Carry the passage below on Swiss banking supervision and Basel II forward from its last sentence.

** PAGE EXTRACT **
────────────────────
15. Since the earlier FSAP, the SFBC has issued circulars addressing a number of prudential areas such corporate governance, internal controls, large bank supervision, supervisory reporting, audit, audit companies, anti-money laundering and self-regulation. Five circulars relating to Basel II will enter into force on January 1, 2007 and cover credit, market, operational, capital adequacy disclosure and large exposures. Also, the Capital Adequacy Ordinance will enter into force at the same time. These guidelines, along with SFBC circulars issued prior to the 2001 FSAP (e.g., interest rate risk, outsourcing) and the SFBC-endorsed guidelines from the Swiss Bankers Association, generally address BCP essential criteria.

16. Swiss banks will be subject to modified versions of Basel II. Switzerland incorporates all of the approaches in Basel II and the three pillars into its regulation. The authorities reported that advanced approaches to operational (AMA), credit (A-IRB), and market risk are being adopted from Basel II in unmodified form. The advanced approaches will be used by the two large Swiss banks and a few of the larger banks, while the rest of the sector will adopt the simpler approaches. The effective date for the advanced approaches is January 1, 2008.

17. Most other Swiss banks will apply the simpler approaches to measuring risk under Basel II. The effective date for implementation of these approaches is January 1, 2007. Banks using the simpler approaches are given two choices: Swiss approach (SA-CH) or the international approach (SA-BIS). SA-CH is different from Basel II in certain credit risk weights, although operational risk calculation is the same under both approaches. SA-BIS is “Basel II pure,” with certain multipliers (greater than 1) for credit risk. The multipliers were added as the SFBC determined through an impact study 5 that the “Basel II pure” calculation resulted in less capital than under the SA-CH, particularly for banks active in traditional lending businesses (cantonal, regional, and Raiffeisen banks). The multipliers were therefore chosen to ensure that, on average, capital requirements under Basel II would not be lower than Basel I requirements. The impact study also indicated that banks active primarily in asset management, investment advisory or trading services would have an increase in required capital, due to the new operational risk charge.

18. The Swiss capital requirement (both under Basel I and Basel II) is effectively higher than the 8 percent requirement. In practice, the SFBC expects banks to hold 20 percent additional capital, or total capital to risk weighted assets ratio of 9.6 percent. If a bank falls below the 20 percent threshold, the bank is placed under closer supervision by the SFBC, and is required to raise its capital adequacy ratio back to above the 20 percent threshold. This buffer is applied to all banks under Basel I and will continue to apply under Basel II above the pillar I requirements.

19. There is the question whether an additional capital charge should apply to the two large banks after the adoption of Basel II. The additional charge should consider the specific risks in the banks’ operations that are not adequately covered in Pillar I requirements of Basel II, and the systemic importance of the banks to the Swiss economy and financial system. In view of their size and importance, serious financial problems in the two large banks would have significant implications for the Swiss economy and its reputation as a financial center. For the large banks, Pillar II capital requirements should be thoroughly evaluated and considered. These need to be re-assessed on an annual basis for each bank to reflect the institution specific risk profile and supervisory/regulatory concerns. The approach could require the SFBC to intensify its oversight, particularly in market risk and would provide flexibility in the capital charges to keep up with the banks’ changing risk profile.
────────────────────
Element box annotations:
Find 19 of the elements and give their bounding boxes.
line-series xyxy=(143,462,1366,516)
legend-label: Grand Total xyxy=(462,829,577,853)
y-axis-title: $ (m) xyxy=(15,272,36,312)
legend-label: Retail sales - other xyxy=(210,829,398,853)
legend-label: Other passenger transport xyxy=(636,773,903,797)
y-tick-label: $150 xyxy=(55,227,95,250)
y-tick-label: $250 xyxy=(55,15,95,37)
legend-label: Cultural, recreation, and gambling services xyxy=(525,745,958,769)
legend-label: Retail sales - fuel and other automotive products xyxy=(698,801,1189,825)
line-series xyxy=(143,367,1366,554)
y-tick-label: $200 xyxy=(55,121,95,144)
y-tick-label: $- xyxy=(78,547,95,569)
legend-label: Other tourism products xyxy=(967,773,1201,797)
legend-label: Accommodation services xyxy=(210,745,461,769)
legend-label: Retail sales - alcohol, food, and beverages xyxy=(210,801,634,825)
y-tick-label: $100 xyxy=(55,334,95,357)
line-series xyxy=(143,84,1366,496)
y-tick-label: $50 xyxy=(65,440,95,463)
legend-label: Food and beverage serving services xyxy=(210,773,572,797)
────────────────────
** ANSWER FOR THE TASK **
Progress on recommended actions from the 2001 Assessment

20. There are plans to abolish the current 12.5 percent capital reduction for cantonal banks. On November 3, 2005, the Association of Swiss Cantonal Banks announced in a public statement that the reduction will be phased out gradually after the implementation of Basel II in 2007 with full elimination by 2011.

21. Supervision of bank-specific liquidity is one area that still needs to be addressed. The current approach, as outlined in the SFBC Banking Ordinance, is outdated and does not take account of the nature and complexity of the large banks’ operations. The mission acknowledges that the SFBC does not only rely on the liquidity statement prepared in accordance with the Banking Ordinance in assessing liquidity in the large banks; external auditors also have to assess the adequacy of the banks’ liquidity management systems, and SFBC staff monitors quantitative liquidity measures. The SFBC noted its plans to address liquidity more fully and that it has not addressed this area yet due to resource restriction and other priorities (e.g., Basel II).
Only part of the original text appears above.